> Task directions: Can you write out each of the rows below word for word, leaving every character unchanged?

------------------------------

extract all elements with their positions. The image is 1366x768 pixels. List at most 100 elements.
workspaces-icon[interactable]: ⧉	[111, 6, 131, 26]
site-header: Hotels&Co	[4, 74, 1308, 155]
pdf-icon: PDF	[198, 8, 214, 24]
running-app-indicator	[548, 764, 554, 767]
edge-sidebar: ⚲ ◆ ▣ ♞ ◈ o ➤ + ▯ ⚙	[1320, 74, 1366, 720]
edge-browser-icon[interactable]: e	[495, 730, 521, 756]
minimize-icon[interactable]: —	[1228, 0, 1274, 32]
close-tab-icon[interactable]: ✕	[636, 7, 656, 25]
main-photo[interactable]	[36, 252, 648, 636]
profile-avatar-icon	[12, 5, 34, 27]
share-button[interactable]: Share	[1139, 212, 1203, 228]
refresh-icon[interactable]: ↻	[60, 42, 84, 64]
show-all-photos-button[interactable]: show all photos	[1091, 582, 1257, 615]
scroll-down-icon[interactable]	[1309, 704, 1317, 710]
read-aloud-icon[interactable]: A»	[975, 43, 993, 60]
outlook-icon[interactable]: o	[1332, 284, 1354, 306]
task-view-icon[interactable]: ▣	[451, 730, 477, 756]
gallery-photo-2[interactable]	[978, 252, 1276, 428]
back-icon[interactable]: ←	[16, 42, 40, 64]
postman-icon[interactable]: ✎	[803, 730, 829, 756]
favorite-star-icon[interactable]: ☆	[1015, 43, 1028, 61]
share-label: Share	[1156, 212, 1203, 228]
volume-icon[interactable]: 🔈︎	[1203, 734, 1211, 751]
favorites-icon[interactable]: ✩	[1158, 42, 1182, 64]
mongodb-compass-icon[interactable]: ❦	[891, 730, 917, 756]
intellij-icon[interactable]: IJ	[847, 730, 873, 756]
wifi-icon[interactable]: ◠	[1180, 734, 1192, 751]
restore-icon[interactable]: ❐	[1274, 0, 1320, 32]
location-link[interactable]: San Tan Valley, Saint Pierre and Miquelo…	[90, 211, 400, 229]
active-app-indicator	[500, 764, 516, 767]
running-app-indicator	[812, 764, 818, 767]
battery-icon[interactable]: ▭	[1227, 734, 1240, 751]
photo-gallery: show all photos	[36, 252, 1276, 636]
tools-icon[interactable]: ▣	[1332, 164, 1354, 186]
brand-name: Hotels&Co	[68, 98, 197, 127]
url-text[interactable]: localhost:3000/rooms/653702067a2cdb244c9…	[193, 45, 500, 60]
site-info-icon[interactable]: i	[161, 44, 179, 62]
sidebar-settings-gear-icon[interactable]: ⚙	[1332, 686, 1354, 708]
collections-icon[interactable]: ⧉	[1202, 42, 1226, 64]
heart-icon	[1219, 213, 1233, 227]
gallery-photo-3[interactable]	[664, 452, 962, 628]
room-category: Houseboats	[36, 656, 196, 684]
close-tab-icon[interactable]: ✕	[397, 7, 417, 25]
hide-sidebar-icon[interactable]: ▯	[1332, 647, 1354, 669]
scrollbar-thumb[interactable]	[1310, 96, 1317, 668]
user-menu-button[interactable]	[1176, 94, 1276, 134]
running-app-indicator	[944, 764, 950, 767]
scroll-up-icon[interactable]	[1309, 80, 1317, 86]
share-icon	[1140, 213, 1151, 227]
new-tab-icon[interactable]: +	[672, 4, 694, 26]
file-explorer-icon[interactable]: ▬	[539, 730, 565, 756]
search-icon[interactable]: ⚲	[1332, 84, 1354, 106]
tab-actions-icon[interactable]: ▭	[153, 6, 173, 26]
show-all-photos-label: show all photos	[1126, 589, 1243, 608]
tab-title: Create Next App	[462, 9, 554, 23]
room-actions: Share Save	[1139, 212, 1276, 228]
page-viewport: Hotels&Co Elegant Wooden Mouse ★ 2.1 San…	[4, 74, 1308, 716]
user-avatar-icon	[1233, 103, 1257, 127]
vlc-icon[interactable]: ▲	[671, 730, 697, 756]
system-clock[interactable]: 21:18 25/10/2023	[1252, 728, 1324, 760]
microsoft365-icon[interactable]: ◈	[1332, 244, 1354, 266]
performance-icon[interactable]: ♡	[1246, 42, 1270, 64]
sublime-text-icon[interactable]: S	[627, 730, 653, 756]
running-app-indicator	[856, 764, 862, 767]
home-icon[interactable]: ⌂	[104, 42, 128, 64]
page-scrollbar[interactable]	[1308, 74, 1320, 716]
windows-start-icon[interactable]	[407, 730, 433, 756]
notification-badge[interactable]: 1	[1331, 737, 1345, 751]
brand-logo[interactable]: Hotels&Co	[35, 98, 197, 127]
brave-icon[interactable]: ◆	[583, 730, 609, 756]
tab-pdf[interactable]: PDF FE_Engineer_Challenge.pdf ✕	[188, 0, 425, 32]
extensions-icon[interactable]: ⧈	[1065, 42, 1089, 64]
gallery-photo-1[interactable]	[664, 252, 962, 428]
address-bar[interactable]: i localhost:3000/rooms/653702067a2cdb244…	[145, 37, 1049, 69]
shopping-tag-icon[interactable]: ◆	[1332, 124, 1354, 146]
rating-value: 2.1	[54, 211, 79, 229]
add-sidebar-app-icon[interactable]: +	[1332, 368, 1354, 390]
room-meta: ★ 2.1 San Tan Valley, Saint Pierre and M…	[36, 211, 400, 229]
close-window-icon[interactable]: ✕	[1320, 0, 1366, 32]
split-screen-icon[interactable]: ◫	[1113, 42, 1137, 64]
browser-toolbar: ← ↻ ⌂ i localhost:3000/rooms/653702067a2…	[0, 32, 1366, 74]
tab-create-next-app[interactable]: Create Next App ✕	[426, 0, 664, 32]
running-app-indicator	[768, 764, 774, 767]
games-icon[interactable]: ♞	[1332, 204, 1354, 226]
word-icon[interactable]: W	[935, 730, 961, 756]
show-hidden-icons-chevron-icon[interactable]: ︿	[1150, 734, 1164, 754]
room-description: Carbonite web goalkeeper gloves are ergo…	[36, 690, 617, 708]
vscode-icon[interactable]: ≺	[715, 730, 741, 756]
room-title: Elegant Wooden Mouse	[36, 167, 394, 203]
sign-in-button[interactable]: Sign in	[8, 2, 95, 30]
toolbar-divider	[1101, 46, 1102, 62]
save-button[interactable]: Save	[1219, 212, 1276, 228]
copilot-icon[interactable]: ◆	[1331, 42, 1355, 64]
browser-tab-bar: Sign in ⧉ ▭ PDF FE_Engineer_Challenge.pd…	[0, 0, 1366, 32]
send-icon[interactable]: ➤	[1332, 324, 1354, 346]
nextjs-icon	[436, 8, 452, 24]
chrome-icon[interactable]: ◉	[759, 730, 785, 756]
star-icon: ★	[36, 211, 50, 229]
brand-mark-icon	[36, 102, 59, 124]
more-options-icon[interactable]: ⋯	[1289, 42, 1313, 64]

------------------------------

> Exercise output:
extract all elements with their positions. The image is 1366x768 pixels. List at most 100 elements.
workspaces-icon[interactable]: ⧉	[111, 6, 131, 26]
site-header: Hotels&Co	[4, 74, 1308, 155]
pdf-icon: PDF	[198, 8, 214, 24]
running-app-indicator	[548, 764, 554, 767]
edge-sidebar: ⚲ ◆ ▣ ♞ ◈ o ➤ + ▯ ⚙	[1320, 74, 1366, 720]
edge-browser-icon[interactable]: e	[495, 730, 521, 756]
minimize-icon[interactable]: —	[1228, 0, 1274, 32]
close-tab-icon[interactable]: ✕	[636, 7, 656, 25]
main-photo[interactable]	[36, 252, 648, 636]
profile-avatar-icon	[12, 5, 34, 27]
share-button[interactable]: Share	[1139, 212, 1203, 228]
refresh-icon[interactable]: ↻	[60, 42, 84, 64]
show-all-photos-button[interactable]: show all photos	[1091, 582, 1257, 615]
scroll-down-icon[interactable]	[1309, 704, 1317, 710]
read-aloud-icon[interactable]: A»	[975, 43, 993, 60]
outlook-icon[interactable]: o	[1332, 284, 1354, 306]
task-view-icon[interactable]: ▣	[451, 730, 477, 756]
gallery-photo-2[interactable]	[978, 252, 1276, 428]
back-icon[interactable]: ←	[16, 42, 40, 64]
postman-icon[interactable]: ✎	[803, 730, 829, 756]
favorite-star-icon[interactable]: ☆	[1015, 43, 1028, 61]
share-label: Share	[1156, 212, 1203, 228]
volume-icon[interactable]: 🔈︎	[1203, 734, 1211, 751]
favorites-icon[interactable]: ✩	[1158, 42, 1182, 64]
mongodb-compass-icon[interactable]: ❦	[891, 730, 917, 756]
intellij-icon[interactable]: IJ	[847, 730, 873, 756]
wifi-icon[interactable]: ◠	[1180, 734, 1192, 751]
restore-icon[interactable]: ❐	[1274, 0, 1320, 32]
location-link[interactable]: San Tan Valley, Saint Pierre and Miquelo…	[90, 211, 400, 229]
active-app-indicator	[500, 764, 516, 767]
running-app-indicator	[812, 764, 818, 767]
battery-icon[interactable]: ▭	[1227, 734, 1240, 751]
photo-gallery: show all photos	[36, 252, 1276, 636]
tools-icon[interactable]: ▣	[1332, 164, 1354, 186]
brand-name: Hotels&Co	[68, 98, 197, 127]
url-text[interactable]: localhost:3000/rooms/653702067a2cdb244c9…	[193, 45, 500, 60]
site-info-icon[interactable]: i	[161, 44, 179, 62]
sidebar-settings-gear-icon[interactable]: ⚙	[1332, 686, 1354, 708]
collections-icon[interactable]: ⧉	[1202, 42, 1226, 64]
heart-icon	[1219, 213, 1233, 227]
gallery-photo-3[interactable]	[664, 452, 962, 628]
room-category: Houseboats	[36, 656, 196, 684]
close-tab-icon[interactable]: ✕	[397, 7, 417, 25]
hide-sidebar-icon[interactable]: ▯	[1332, 647, 1354, 669]
scrollbar-thumb[interactable]	[1310, 96, 1317, 668]
user-menu-button[interactable]	[1176, 94, 1276, 134]
running-app-indicator	[944, 764, 950, 767]
scroll-up-icon[interactable]	[1309, 80, 1317, 86]
share-icon	[1140, 213, 1151, 227]
new-tab-icon[interactable]: +	[672, 4, 694, 26]
file-explorer-icon[interactable]: ▬	[539, 730, 565, 756]
search-icon[interactable]: ⚲	[1332, 84, 1354, 106]
tab-actions-icon[interactable]: ▭	[153, 6, 173, 26]
show-all-photos-label: show all photos	[1126, 589, 1243, 608]
tab-title: Create Next App	[462, 9, 554, 23]
room-actions: Share Save	[1139, 212, 1276, 228]
page-viewport: Hotels&Co Elegant Wooden Mouse ★ 2.1 San…	[4, 74, 1308, 716]
user-avatar-icon	[1233, 103, 1257, 127]
vlc-icon[interactable]: ▲	[671, 730, 697, 756]
system-clock[interactable]: 21:18 25/10/2023	[1252, 728, 1324, 760]
microsoft365-icon[interactable]: ◈	[1332, 244, 1354, 266]
performance-icon[interactable]: ♡	[1246, 42, 1270, 64]
sublime-text-icon[interactable]: S	[627, 730, 653, 756]
running-app-indicator	[856, 764, 862, 767]
home-icon[interactable]: ⌂	[104, 42, 128, 64]
page-scrollbar[interactable]	[1308, 74, 1320, 716]
windows-start-icon[interactable]	[407, 730, 433, 756]
notification-badge[interactable]: 1	[1331, 737, 1345, 751]
brand-logo[interactable]: Hotels&Co	[35, 98, 197, 127]
brave-icon[interactable]: ◆	[583, 730, 609, 756]
tab-pdf[interactable]: PDF FE_Engineer_Challenge.pdf ✕	[188, 0, 425, 32]
extensions-icon[interactable]: ⧈	[1065, 42, 1089, 64]
gallery-photo-1[interactable]	[664, 252, 962, 428]
address-bar[interactable]: i localhost:3000/rooms/653702067a2cdb244…	[145, 37, 1049, 69]
shopping-tag-icon[interactable]: ◆	[1332, 124, 1354, 146]
rating-value: 2.1	[54, 211, 79, 229]
add-sidebar-app-icon[interactable]: +	[1332, 368, 1354, 390]
room-meta: ★ 2.1 San Tan Valley, Saint Pierre and M…	[36, 211, 400, 229]
close-window-icon[interactable]: ✕	[1320, 0, 1366, 32]
split-screen-icon[interactable]: ◫	[1113, 42, 1137, 64]
browser-toolbar: ← ↻ ⌂ i localhost:3000/rooms/653702067a2…	[0, 32, 1366, 74]
tab-create-next-app[interactable]: Create Next App ✕	[426, 0, 664, 32]
running-app-indicator	[768, 764, 774, 767]
games-icon[interactable]: ♞	[1332, 204, 1354, 226]
word-icon[interactable]: W	[935, 730, 961, 756]
show-hidden-icons-chevron-icon[interactable]: ︿	[1150, 734, 1164, 754]
room-description: Carbonite web goalkeeper gloves are ergo…	[36, 690, 617, 708]
vscode-icon[interactable]: ≺	[715, 730, 741, 756]
room-title: Elegant Wooden Mouse	[36, 167, 394, 203]
sign-in-button[interactable]: Sign in	[8, 2, 95, 30]
toolbar-divider	[1101, 46, 1102, 62]
save-button[interactable]: Save	[1219, 212, 1276, 228]
copilot-icon[interactable]: ◆	[1331, 42, 1355, 64]
browser-tab-bar: Sign in ⧉ ▭ PDF FE_Engineer_Challenge.pd…	[0, 0, 1366, 32]
send-icon[interactable]: ➤	[1332, 324, 1354, 346]
nextjs-icon	[436, 8, 452, 24]
chrome-icon[interactable]: ◉	[759, 730, 785, 756]
star-icon: ★	[36, 211, 50, 229]
brand-mark-icon	[36, 102, 59, 124]
more-options-icon[interactable]: ⋯	[1289, 42, 1313, 64]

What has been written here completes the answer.